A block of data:
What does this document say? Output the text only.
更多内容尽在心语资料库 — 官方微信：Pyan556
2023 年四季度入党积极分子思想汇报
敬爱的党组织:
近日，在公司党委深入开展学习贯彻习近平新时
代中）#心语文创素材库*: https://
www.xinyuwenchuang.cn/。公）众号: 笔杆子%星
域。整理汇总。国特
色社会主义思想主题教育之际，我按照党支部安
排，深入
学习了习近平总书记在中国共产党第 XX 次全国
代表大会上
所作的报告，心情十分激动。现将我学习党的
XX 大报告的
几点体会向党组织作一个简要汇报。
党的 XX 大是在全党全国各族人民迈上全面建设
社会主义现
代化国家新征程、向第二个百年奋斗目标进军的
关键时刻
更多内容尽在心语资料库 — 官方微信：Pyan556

Your goal
Nothing should be changed: write out all of the data as is.

Answer to the exercise
What does this document say? Output the text only.
更多内容尽在心语资料库 — 官方微信：Pyan556
2023 年四季度入党积极分子思想汇报
敬爱的党组织:
近日，在公司党委深入开展学习贯彻习近平新时
代中）#心语文创素材库*: https://
www.xinyuwenchuang.cn/。公）众号: 笔杆子%星
域。整理汇总。国特
色社会主义思想主题教育之际，我按照党支部安
排，深入
学习了习近平总书记在中国共产党第 XX 次全国
代表大会上
所作的报告，心情十分激动。现将我学习党的
XX 大报告的
几点体会向党组织作一个简要汇报。
党的 XX 大是在全党全国各族人民迈上全面建设
社会主义现
代化国家新征程、向第二个百年奋斗目标进军的
关键时刻
更多内容尽在心语资料库 — 官方微信：Pyan556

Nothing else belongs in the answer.